▸ **Written instruction**
Below are the records; reproduce all of them exactly but without any images.

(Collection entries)
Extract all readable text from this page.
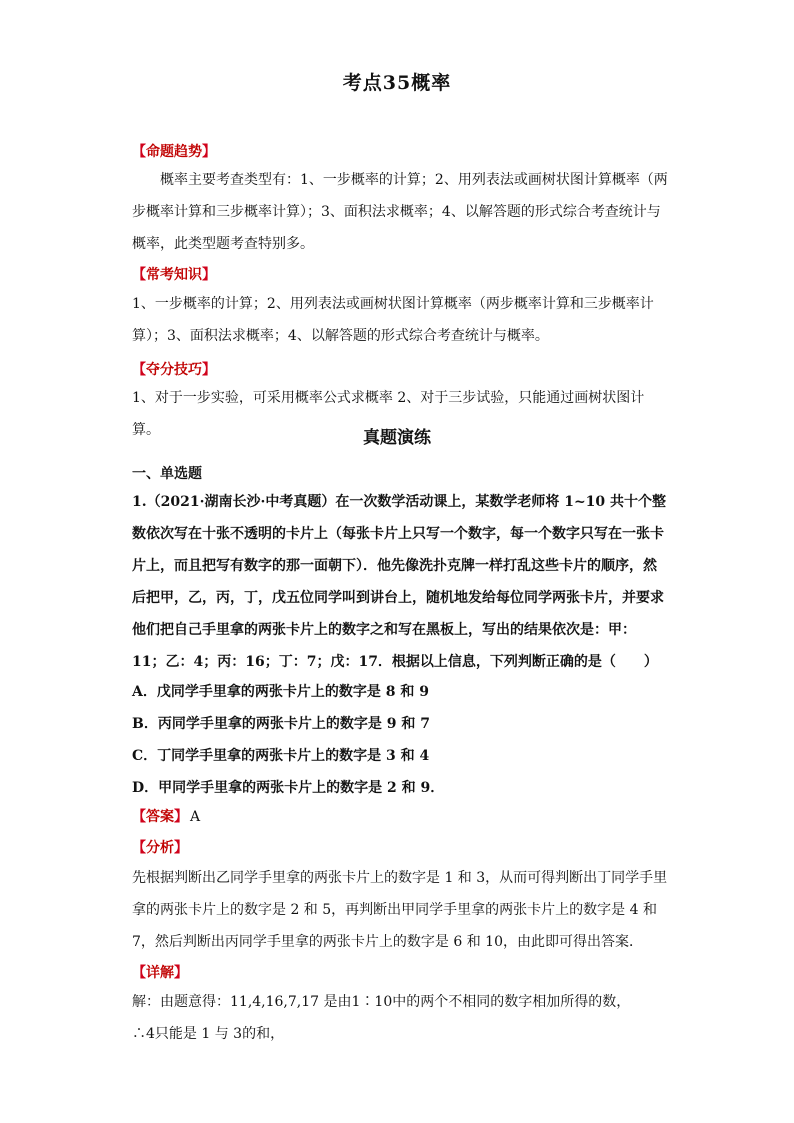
考点35概率
【命题趋势】

概率主要考查类型有：1、一步概率的计算；2、用列表法或画树状图计算概率（两步概率计算和三步概率计算）；3、面积法求概率；4、以解答题的形式综合考查统计与概率，此类型题考查特别多。

【常考知识】

1、一步概率的计算；2、用列表法或画树状图计算概率（两步概率计算和三步概率计算）；3、面积法求概率；4、以解答题的形式综合考查统计与概率。

【夺分技巧】

1、对于一步实验，可采用概率公式求概率 2、对于三步试验，只能通过画树状图计算。	真题演练
一、单选题

1.（2021·湖南长沙·中考真题）在一次数学活动课上，某数学老师将 1~10 共十个整数依次写在十张不透明的卡片上（每张卡片上只写一个数字，每一个数字只写在一张卡片上，而且把写有数字的那一面朝下）．他先像洗扑克牌一样打乱这些卡片的顺序，然后把甲，乙，丙，丁，戊五位同学叫到讲台上，随机地发给每位同学两张卡片，并要求他们把自己手里拿的两张卡片上的数字之和写在黑板上，写出的结果依次是：甲：11；乙：4；丙：16；丁：7；戊：17．根据以上信息，下列判断正确的是（　　）

A．戊同学手里拿的两张卡片上的数字是 8 和 9
B．丙同学手里拿的两张卡片上的数字是 9 和 7
C．丁同学手里拿的两张卡片上的数字是 3 和 4
D．甲同学手里拿的两张卡片上的数字是 2 和 9．
【答案】 A
【分析】

先根据判断出乙同学手里拿的两张卡片上的数字是 1 和 3，从而可得判断出丁同学手里拿的两张卡片上的数字是 2 和 5，再判断出甲同学手里拿的两张卡片上的数字是 4 和 7，然后判断出丙同学手里拿的两张卡片上的数字是 6 和 10，由此即可得出答案．

【详解】

解：由题意得：11,4,16,7,17 是由1∶10中的两个不相同的数字相加所得的数，

∴4只能是 1 与 3的和，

▸ **Output**
Extract all readable text from this page.
考点35概率
【命题趋势】

概率主要考查类型有：1、一步概率的计算；2、用列表法或画树状图计算概率（两步概率计算和三步概率计算）；3、面积法求概率；4、以解答题的形式综合考查统计与概率，此类型题考查特别多。

【常考知识】

1、一步概率的计算；2、用列表法或画树状图计算概率（两步概率计算和三步概率计算）；3、面积法求概率；4、以解答题的形式综合考查统计与概率。

【夺分技巧】

1、对于一步实验，可采用概率公式求概率 2、对于三步试验，只能通过画树状图计算。	真题演练
一、单选题

1.（2021·湖南长沙·中考真题）在一次数学活动课上，某数学老师将 1~10 共十个整数依次写在十张不透明的卡片上（每张卡片上只写一个数字，每一个数字只写在一张卡片上，而且把写有数字的那一面朝下）．他先像洗扑克牌一样打乱这些卡片的顺序，然后把甲，乙，丙，丁，戊五位同学叫到讲台上，随机地发给每位同学两张卡片，并要求他们把自己手里拿的两张卡片上的数字之和写在黑板上，写出的结果依次是：甲：11；乙：4；丙：16；丁：7；戊：17．根据以上信息，下列判断正确的是（　　）

A．戊同学手里拿的两张卡片上的数字是 8 和 9
B．丙同学手里拿的两张卡片上的数字是 9 和 7
C．丁同学手里拿的两张卡片上的数字是 3 和 4
D．甲同学手里拿的两张卡片上的数字是 2 和 9．
【答案】 A
【分析】

先根据判断出乙同学手里拿的两张卡片上的数字是 1 和 3，从而可得判断出丁同学手里拿的两张卡片上的数字是 2 和 5，再判断出甲同学手里拿的两张卡片上的数字是 4 和 7，然后判断出丙同学手里拿的两张卡片上的数字是 6 和 10，由此即可得出答案．

【详解】

解：由题意得：11,4,16,7,17 是由1∶10中的两个不相同的数字相加所得的数，

∴4只能是 1 与 3的和，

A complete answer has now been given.